━━━ Records provided ━━━

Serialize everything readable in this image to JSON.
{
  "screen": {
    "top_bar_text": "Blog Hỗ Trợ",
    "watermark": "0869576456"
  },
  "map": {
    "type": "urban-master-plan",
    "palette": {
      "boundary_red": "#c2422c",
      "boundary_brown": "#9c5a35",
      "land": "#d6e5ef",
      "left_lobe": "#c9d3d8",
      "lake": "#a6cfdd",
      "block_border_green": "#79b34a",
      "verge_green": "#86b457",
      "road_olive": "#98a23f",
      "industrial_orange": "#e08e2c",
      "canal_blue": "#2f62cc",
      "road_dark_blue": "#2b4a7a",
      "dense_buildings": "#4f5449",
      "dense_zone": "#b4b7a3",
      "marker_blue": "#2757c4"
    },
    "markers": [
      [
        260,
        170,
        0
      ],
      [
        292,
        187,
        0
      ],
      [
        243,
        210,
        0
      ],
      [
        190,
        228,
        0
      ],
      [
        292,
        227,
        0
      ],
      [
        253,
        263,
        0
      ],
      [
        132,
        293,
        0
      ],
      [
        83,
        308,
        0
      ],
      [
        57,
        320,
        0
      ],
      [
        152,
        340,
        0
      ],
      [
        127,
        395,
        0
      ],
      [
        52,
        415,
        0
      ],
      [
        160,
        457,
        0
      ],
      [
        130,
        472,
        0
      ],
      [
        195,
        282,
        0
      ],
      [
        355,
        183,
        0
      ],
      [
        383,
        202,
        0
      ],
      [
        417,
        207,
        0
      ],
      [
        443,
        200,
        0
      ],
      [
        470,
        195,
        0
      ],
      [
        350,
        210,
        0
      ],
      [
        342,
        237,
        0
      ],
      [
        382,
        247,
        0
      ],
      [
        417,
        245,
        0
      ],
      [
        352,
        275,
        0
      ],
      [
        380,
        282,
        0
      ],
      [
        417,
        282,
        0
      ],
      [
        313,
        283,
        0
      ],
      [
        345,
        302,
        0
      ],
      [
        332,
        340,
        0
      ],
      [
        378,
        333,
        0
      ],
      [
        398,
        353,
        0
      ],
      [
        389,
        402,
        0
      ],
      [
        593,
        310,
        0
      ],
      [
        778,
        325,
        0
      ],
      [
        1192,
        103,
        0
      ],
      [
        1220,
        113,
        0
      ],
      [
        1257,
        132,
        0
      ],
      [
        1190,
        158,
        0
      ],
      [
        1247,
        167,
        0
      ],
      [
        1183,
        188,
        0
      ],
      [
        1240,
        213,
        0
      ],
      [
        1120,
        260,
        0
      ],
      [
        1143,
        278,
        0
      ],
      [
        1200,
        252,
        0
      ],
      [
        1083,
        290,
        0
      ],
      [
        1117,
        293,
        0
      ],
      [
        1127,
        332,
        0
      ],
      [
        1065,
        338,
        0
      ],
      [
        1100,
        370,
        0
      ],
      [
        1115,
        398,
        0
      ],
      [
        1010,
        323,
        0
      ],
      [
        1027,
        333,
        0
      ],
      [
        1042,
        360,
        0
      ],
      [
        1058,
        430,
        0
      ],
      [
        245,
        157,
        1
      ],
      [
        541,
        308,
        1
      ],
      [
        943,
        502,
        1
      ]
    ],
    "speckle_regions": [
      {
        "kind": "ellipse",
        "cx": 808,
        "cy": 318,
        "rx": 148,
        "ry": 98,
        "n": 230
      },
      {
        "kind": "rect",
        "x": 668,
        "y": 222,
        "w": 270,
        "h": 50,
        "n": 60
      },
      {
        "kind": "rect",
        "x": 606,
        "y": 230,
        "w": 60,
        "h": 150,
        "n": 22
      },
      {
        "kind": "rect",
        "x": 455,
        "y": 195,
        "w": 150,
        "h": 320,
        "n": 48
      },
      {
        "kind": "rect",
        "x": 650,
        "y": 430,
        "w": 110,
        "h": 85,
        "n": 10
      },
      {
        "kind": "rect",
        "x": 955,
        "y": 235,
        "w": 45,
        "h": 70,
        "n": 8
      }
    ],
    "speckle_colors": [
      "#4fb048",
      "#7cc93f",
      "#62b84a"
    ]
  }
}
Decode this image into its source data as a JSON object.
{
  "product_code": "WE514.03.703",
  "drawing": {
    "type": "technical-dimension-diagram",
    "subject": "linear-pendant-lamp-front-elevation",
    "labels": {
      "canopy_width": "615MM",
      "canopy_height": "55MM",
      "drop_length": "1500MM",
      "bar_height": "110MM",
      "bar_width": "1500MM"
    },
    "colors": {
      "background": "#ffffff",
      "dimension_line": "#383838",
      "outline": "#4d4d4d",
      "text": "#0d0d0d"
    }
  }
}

━━━

◆ Problem to solve
The data above must be returned in full, exactly as written.

◆ Written answer
Serialize everything readable in this image to JSON.
{
  "screen": {
    "top_bar_text": "Blog Hỗ Trợ",
    "watermark": "0869576456"
  },
  "map": {
    "type": "urban-master-plan",
    "palette": {
      "boundary_red": "#c2422c",
      "boundary_brown": "#9c5a35",
      "land": "#d6e5ef",
      "left_lobe": "#c9d3d8",
      "lake": "#a6cfdd",
      "block_border_green": "#79b34a",
      "verge_green": "#86b457",
      "road_olive": "#98a23f",
      "industrial_orange": "#e08e2c",
      "canal_blue": "#2f62cc",
      "road_dark_blue": "#2b4a7a",
      "dense_buildings": "#4f5449",
      "dense_zone": "#b4b7a3",
      "marker_blue": "#2757c4"
    },
    "markers": [
      [
        260,
        170,
        0
      ],
      [
        292,
        187,
        0
      ],
      [
        243,
        210,
        0
      ],
      [
        190,
        228,
        0
      ],
      [
        292,
        227,
        0
      ],
      [
        253,
        263,
        0
      ],
      [
        132,
        293,
        0
      ],
      [
        83,
        308,
        0
      ],
      [
        57,
        320,
        0
      ],
      [
        152,
        340,
        0
      ],
      [
        127,
        395,
        0
      ],
      [
        52,
        415,
        0
      ],
      [
        160,
        457,
        0
      ],
      [
        130,
        472,
        0
      ],
      [
        195,
        282,
        0
      ],
      [
        355,
        183,
        0
      ],
      [
        383,
        202,
        0
      ],
      [
        417,
        207,
        0
      ],
      [
        443,
        200,
        0
      ],
      [
        470,
        195,
        0
      ],
      [
        350,
        210,
        0
      ],
      [
        342,
        237,
        0
      ],
      [
        382,
        247,
        0
      ],
      [
        417,
        245,
        0
      ],
      [
        352,
        275,
        0
      ],
      [
        380,
        282,
        0
      ],
      [
        417,
        282,
        0
      ],
      [
        313,
        283,
        0
      ],
      [
        345,
        302,
        0
      ],
      [
        332,
        340,
        0
      ],
      [
        378,
        333,
        0
      ],
      [
        398,
        353,
        0
      ],
      [
        389,
        402,
        0
      ],
      [
        593,
        310,
        0
      ],
      [
        778,
        325,
        0
      ],
      [
        1192,
        103,
        0
      ],
      [
        1220,
        113,
        0
      ],
      [
        1257,
        132,
        0
      ],
      [
        1190,
        158,
        0
      ],
      [
        1247,
        167,
        0
      ],
      [
        1183,
        188,
        0
      ],
      [
        1240,
        213,
        0
      ],
      [
        1120,
        260,
        0
      ],
      [
        1143,
        278,
        0
      ],
      [
        1200,
        252,
        0
      ],
      [
        1083,
        290,
        0
      ],
      [
        1117,
        293,
        0
      ],
      [
        1127,
        332,
        0
      ],
      [
        1065,
        338,
        0
      ],
      [
        1100,
        370,
        0
      ],
      [
        1115,
        398,
        0
      ],
      [
        1010,
        323,
        0
      ],
      [
        1027,
        333,
        0
      ],
      [
        1042,
        360,
        0
      ],
      [
        1058,
        430,
        0
      ],
      [
        245,
        157,
        1
      ],
      [
        541,
        308,
        1
      ],
      [
        943,
        502,
        1
      ]
    ],
    "speckle_regions": [
      {
        "kind": "ellipse",
        "cx": 808,
        "cy": 318,
        "rx": 148,
        "ry": 98,
        "n": 230
      },
      {
        "kind": "rect",
        "x": 668,
        "y": 222,
        "w": 270,
        "h": 50,
        "n": 60
      },
      {
        "kind": "rect",
        "x": 606,
        "y": 230,
        "w": 60,
        "h": 150,
        "n": 22
      },
      {
        "kind": "rect",
        "x": 455,
        "y": 195,
        "w": 150,
        "h": 320,
        "n": 48
      },
      {
        "kind": "rect",
        "x": 650,
        "y": 430,
        "w": 110,
        "h": 85,
        "n": 10
      },
      {
        "kind": "rect",
        "x": 955,
        "y": 235,
        "w": 45,
        "h": 70,
        "n": 8
      }
    ],
    "speckle_colors": [
      "#4fb048",
      "#7cc93f",
      "#62b84a"
    ]
  }
}
Decode this image into its source data as a JSON object.
{
  "product_code": "WE514.03.703",
  "drawing": {
    "type": "technical-dimension-diagram",
    "subject": "linear-pendant-lamp-front-elevation",
    "labels": {
      "canopy_width": "615MM",
      "canopy_height": "55MM",
      "drop_length": "1500MM",
      "bar_height": "110MM",
      "bar_width": "1500MM"
    },
    "colors": {
      "background": "#ffffff",
      "dimension_line": "#383838",
      "outline": "#4d4d4d",
      "text": "#0d0d0d"
    }
  }
}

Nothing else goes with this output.